## Task description
Please rewrite the data from its first line through the line with "host-id-bracket [484, 571, 1232, 588]", changing "element" to "item" and leaving everything else unchanged.

## Bounding box data
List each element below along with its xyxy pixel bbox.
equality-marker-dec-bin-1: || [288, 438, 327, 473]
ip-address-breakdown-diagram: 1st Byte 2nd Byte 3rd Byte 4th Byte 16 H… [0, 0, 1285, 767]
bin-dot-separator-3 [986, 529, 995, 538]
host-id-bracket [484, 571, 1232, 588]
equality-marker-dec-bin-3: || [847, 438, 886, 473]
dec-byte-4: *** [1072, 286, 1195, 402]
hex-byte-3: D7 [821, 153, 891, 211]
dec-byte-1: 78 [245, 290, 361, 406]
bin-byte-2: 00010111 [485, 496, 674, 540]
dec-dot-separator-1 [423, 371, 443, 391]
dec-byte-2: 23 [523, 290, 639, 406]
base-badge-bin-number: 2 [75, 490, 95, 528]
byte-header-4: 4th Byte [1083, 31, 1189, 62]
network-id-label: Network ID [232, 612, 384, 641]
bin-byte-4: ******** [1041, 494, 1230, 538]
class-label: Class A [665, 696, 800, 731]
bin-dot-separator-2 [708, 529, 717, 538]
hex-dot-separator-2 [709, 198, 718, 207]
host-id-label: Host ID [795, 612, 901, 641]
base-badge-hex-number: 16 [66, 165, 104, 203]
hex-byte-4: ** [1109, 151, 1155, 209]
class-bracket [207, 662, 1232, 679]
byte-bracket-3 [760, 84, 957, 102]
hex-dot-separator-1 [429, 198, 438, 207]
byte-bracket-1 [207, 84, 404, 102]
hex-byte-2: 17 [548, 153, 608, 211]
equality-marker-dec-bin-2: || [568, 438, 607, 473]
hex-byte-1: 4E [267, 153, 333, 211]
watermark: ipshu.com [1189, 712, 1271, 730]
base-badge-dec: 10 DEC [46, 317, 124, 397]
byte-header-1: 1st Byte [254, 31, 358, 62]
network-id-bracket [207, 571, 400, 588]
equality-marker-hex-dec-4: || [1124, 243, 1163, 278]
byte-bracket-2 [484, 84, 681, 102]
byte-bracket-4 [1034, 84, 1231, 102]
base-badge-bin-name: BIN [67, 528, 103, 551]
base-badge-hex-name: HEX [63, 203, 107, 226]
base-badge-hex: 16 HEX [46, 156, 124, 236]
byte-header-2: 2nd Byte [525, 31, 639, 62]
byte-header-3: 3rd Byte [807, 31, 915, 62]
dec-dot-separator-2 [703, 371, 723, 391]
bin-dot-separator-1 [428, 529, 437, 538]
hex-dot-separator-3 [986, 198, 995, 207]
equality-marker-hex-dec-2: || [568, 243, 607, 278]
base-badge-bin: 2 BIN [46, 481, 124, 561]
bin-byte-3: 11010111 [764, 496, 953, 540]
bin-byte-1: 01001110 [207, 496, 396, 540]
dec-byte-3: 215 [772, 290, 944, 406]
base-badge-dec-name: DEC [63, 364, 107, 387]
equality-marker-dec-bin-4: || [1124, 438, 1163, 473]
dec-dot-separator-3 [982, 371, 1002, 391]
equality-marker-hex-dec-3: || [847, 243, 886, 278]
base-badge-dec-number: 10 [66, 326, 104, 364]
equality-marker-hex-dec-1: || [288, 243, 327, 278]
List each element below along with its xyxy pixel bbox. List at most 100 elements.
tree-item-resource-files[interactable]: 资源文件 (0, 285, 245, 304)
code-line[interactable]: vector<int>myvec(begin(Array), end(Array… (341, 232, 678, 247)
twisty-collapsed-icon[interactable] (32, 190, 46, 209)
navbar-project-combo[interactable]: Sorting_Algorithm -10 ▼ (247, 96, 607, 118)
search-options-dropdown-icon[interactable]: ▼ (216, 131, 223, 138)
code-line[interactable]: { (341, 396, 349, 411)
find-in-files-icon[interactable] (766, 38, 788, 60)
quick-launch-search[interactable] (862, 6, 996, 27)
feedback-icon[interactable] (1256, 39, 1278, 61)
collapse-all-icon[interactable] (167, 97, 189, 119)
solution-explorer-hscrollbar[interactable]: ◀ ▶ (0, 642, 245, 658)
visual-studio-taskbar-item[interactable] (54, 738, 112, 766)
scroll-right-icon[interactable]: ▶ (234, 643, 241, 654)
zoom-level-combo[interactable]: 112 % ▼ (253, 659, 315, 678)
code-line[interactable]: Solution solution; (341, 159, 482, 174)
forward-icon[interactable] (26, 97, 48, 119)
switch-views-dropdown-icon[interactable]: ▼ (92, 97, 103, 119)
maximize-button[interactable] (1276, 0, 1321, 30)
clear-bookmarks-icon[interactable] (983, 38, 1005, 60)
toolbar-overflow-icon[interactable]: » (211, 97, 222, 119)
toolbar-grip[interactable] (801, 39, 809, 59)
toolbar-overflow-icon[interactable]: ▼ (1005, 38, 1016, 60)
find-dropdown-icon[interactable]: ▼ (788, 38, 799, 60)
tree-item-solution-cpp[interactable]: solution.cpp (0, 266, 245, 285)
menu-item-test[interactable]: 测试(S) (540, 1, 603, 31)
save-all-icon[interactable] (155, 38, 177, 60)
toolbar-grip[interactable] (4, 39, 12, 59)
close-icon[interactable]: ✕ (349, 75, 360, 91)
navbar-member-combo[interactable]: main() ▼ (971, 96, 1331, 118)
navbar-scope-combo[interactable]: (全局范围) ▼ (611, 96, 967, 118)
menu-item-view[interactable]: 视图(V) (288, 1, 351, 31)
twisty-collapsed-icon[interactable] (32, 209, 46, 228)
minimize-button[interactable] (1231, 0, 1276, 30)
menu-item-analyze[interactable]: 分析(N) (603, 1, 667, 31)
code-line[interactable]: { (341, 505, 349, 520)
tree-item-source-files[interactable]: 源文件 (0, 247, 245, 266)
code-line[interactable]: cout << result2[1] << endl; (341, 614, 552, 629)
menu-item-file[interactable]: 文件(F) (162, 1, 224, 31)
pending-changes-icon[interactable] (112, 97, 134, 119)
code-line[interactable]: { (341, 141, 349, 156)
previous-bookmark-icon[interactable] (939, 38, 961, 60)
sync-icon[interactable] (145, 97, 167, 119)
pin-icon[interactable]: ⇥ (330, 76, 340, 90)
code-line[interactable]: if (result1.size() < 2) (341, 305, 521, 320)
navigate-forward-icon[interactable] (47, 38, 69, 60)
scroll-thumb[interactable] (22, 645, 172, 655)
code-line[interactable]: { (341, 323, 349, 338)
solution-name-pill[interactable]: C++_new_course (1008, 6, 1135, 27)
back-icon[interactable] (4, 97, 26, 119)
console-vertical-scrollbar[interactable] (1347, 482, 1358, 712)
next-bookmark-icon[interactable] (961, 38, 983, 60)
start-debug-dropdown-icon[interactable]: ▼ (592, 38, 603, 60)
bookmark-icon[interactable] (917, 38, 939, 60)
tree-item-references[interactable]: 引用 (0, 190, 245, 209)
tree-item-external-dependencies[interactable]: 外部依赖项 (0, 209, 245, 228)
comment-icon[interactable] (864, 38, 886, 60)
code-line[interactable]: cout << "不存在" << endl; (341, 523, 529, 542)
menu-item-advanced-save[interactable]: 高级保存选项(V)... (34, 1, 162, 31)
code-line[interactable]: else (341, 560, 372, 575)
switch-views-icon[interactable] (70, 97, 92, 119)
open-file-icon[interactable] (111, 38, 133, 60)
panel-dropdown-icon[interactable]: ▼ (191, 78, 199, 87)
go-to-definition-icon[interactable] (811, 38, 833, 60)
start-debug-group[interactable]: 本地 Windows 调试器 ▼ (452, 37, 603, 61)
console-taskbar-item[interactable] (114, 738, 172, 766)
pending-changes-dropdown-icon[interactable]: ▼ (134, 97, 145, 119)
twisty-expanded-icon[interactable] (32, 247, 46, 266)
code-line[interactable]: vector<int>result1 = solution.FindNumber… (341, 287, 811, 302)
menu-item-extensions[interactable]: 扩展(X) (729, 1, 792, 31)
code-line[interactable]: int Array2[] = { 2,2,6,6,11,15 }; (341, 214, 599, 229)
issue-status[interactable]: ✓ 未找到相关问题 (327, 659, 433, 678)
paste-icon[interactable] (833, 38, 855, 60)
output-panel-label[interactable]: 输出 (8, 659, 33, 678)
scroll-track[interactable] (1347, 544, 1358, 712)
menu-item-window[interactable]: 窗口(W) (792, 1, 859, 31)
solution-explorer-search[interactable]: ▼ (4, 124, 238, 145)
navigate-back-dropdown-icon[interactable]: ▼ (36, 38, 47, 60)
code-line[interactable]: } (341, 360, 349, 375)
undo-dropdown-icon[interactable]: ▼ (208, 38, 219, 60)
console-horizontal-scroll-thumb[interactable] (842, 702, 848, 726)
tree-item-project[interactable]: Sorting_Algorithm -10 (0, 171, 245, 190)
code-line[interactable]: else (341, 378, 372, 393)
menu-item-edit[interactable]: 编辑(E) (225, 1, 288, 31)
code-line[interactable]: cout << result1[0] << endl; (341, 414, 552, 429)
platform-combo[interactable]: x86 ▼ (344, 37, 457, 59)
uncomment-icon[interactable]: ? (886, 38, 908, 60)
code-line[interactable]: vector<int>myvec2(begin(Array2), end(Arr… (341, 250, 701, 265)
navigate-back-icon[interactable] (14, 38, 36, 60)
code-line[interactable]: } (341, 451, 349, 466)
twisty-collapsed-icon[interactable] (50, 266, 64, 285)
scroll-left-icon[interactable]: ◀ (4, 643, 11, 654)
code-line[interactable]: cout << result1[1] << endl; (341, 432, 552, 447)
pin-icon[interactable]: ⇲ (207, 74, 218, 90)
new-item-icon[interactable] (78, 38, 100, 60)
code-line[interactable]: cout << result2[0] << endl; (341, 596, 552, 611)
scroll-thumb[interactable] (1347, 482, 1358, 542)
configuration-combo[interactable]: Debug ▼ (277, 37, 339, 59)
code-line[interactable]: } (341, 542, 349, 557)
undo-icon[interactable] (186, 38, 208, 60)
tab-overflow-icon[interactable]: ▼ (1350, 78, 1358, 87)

## Solution for this problem
List each item below along with its xyxy pixel bbox.
equality-marker-dec-bin-1: || [288, 438, 327, 473]
ip-address-breakdown-diagram: 1st Byte 2nd Byte 3rd Byte 4th Byte 16 H… [0, 0, 1285, 767]
bin-dot-separator-3 [986, 529, 995, 538]
host-id-bracket [484, 571, 1232, 588]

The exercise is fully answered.